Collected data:

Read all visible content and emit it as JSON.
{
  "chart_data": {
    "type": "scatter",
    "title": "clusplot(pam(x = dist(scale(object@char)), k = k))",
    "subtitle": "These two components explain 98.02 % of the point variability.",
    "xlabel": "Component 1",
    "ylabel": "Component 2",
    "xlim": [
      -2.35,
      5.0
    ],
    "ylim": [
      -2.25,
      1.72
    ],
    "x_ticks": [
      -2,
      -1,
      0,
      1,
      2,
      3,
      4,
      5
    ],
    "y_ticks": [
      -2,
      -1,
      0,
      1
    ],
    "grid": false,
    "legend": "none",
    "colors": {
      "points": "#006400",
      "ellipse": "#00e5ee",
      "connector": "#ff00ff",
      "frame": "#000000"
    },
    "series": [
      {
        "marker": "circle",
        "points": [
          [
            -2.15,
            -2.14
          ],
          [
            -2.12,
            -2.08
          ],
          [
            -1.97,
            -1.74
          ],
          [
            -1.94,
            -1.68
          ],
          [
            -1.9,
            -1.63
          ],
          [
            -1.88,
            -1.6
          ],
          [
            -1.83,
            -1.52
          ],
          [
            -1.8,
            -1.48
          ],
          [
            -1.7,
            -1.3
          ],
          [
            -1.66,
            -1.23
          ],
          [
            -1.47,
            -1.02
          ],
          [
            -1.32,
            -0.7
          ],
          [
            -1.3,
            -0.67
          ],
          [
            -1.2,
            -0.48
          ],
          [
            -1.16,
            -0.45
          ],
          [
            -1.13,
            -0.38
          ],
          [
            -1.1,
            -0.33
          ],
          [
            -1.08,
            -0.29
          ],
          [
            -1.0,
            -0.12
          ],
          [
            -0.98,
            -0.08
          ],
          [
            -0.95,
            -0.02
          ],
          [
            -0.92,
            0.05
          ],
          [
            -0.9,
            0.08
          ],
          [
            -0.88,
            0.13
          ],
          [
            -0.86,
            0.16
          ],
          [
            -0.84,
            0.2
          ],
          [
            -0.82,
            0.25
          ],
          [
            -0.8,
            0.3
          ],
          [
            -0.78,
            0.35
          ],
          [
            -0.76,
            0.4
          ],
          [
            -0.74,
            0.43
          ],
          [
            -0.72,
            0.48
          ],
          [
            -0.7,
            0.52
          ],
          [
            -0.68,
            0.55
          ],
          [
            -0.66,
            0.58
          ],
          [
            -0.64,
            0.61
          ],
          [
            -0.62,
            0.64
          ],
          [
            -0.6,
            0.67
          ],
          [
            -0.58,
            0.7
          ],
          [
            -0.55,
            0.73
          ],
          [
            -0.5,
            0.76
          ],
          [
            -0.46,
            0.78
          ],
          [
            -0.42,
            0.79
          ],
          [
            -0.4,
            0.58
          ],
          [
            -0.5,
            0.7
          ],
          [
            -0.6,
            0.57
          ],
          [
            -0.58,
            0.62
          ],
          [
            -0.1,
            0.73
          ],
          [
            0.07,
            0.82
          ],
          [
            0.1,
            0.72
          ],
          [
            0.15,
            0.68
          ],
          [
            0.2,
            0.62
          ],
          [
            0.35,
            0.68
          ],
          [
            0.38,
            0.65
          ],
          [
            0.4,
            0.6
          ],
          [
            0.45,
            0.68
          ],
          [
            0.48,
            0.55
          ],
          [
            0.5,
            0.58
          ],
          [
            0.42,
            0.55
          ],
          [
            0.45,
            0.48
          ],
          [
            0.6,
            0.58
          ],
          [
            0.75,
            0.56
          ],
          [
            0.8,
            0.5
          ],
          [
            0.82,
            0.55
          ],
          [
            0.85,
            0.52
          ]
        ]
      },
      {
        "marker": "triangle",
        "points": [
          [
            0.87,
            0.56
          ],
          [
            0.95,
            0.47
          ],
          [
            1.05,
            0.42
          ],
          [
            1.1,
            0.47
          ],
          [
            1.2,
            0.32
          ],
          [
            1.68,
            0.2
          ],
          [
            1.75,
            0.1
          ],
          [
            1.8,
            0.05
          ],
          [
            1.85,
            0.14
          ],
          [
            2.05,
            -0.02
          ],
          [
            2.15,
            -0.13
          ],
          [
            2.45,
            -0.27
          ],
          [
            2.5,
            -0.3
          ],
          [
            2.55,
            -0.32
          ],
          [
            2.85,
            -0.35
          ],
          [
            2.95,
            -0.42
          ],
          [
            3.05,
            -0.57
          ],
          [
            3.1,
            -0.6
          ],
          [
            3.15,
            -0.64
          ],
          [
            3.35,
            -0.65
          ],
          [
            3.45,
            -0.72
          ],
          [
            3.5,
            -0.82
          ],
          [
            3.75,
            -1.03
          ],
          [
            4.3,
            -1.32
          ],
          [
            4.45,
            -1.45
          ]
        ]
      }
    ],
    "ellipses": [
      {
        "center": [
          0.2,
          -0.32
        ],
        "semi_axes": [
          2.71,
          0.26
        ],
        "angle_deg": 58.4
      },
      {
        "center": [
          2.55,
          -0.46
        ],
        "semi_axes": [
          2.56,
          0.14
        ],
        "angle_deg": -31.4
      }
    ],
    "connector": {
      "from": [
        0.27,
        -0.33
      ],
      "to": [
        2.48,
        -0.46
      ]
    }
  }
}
* * *
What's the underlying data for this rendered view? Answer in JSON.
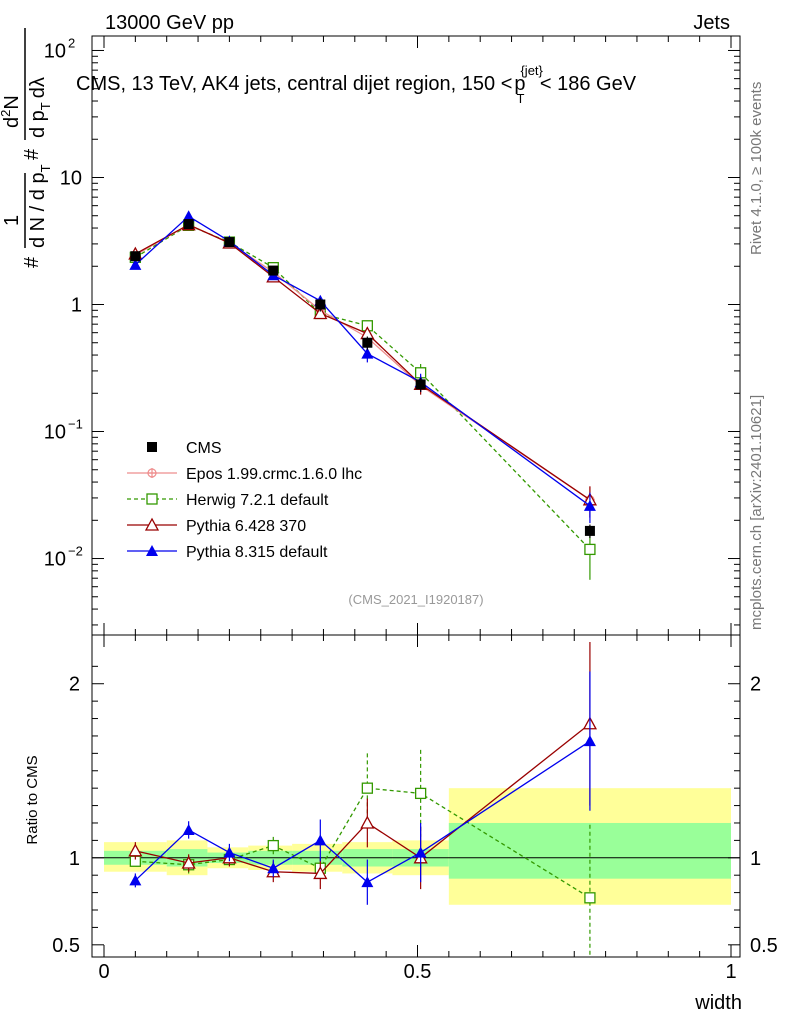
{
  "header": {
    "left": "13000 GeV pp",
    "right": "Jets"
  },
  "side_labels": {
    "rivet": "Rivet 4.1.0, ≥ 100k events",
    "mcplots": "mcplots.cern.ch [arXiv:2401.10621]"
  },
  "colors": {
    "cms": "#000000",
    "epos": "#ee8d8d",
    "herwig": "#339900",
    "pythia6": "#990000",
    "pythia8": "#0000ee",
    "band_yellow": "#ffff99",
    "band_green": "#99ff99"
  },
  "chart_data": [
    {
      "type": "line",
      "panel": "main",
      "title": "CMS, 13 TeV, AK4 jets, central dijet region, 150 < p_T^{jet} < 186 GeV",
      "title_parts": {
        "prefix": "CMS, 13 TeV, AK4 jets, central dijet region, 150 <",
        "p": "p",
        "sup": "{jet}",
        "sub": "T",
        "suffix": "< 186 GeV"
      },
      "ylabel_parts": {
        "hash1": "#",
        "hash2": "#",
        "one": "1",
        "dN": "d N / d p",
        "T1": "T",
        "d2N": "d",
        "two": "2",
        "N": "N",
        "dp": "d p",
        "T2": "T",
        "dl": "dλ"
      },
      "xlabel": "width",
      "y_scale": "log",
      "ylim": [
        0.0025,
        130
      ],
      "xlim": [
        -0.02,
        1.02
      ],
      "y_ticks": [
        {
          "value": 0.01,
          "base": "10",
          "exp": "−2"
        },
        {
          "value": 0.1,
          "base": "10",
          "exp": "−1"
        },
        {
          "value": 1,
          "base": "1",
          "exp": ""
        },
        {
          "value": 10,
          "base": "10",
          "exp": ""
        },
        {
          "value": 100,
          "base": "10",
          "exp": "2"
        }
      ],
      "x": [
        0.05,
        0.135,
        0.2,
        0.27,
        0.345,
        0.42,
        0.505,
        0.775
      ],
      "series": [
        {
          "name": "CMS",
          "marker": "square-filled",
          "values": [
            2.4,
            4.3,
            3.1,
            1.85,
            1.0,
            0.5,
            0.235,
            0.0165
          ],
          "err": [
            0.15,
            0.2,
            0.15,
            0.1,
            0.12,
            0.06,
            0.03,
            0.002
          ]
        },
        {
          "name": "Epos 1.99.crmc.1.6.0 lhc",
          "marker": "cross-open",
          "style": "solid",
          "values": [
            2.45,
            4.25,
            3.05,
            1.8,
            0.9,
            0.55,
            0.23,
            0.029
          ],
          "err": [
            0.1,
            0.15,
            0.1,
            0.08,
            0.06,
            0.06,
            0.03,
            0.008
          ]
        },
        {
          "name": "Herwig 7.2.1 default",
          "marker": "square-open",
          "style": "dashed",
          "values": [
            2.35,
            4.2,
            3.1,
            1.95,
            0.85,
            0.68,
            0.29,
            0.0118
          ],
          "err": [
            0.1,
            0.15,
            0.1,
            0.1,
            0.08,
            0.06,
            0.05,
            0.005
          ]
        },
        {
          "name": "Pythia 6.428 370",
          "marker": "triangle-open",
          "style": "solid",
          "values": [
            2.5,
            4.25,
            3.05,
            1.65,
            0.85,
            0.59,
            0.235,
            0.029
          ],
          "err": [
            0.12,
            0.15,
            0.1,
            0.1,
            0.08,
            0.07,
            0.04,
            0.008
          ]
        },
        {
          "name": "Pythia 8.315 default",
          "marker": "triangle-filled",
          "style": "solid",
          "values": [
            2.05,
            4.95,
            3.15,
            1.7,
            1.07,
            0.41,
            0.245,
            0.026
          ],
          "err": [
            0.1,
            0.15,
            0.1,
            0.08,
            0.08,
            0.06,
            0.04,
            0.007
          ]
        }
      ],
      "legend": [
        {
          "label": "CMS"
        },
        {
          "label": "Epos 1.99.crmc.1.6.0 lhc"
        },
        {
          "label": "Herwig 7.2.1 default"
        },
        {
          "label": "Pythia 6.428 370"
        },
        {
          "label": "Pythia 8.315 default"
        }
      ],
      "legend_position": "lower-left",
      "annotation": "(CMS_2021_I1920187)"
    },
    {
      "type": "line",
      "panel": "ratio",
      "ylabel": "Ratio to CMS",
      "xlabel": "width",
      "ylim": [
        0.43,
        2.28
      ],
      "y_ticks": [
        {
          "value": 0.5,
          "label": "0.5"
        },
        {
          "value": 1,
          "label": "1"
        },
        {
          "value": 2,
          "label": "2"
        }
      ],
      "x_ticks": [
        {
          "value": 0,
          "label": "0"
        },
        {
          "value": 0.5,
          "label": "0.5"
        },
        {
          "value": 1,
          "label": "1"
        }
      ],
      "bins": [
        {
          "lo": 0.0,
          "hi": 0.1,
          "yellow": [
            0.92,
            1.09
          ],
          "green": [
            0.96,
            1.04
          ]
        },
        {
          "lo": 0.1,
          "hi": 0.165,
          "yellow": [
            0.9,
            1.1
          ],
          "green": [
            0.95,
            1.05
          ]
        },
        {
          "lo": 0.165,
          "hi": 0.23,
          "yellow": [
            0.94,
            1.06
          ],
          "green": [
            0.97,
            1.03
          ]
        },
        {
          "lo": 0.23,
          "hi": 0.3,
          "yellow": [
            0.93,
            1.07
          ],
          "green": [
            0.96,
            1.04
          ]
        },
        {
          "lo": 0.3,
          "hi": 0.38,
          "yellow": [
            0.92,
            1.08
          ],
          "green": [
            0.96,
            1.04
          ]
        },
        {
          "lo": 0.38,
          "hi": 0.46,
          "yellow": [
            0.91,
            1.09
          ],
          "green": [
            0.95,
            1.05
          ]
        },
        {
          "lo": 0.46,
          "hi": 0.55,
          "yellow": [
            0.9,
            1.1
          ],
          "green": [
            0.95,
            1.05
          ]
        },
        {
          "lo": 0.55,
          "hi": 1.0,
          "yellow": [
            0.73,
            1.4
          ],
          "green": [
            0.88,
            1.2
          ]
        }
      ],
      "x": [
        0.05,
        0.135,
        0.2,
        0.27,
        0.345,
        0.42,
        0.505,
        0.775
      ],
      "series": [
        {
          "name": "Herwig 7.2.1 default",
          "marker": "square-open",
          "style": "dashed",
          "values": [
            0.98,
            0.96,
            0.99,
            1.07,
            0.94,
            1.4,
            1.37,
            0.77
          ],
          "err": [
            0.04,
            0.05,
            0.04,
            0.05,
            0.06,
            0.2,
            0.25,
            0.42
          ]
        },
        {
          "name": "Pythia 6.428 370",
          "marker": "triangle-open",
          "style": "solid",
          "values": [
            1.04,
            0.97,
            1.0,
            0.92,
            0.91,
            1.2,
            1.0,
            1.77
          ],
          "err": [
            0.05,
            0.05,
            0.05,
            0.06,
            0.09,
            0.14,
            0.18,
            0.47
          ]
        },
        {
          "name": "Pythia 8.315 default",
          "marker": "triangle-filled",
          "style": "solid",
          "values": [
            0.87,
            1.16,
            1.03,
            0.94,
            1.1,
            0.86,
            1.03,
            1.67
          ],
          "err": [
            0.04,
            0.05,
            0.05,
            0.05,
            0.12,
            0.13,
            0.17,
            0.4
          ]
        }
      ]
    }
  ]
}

### What the task requires
Scan the records above for the string "central", then select every line that holds it.

### Finished exercise
      "title": "CMS, 13 TeV, AK4 jets, central dijet region, 150 < p_T^{jet} < 186 GeV",
        "prefix": "CMS, 13 TeV, AK4 jets, central dijet region, 150 <",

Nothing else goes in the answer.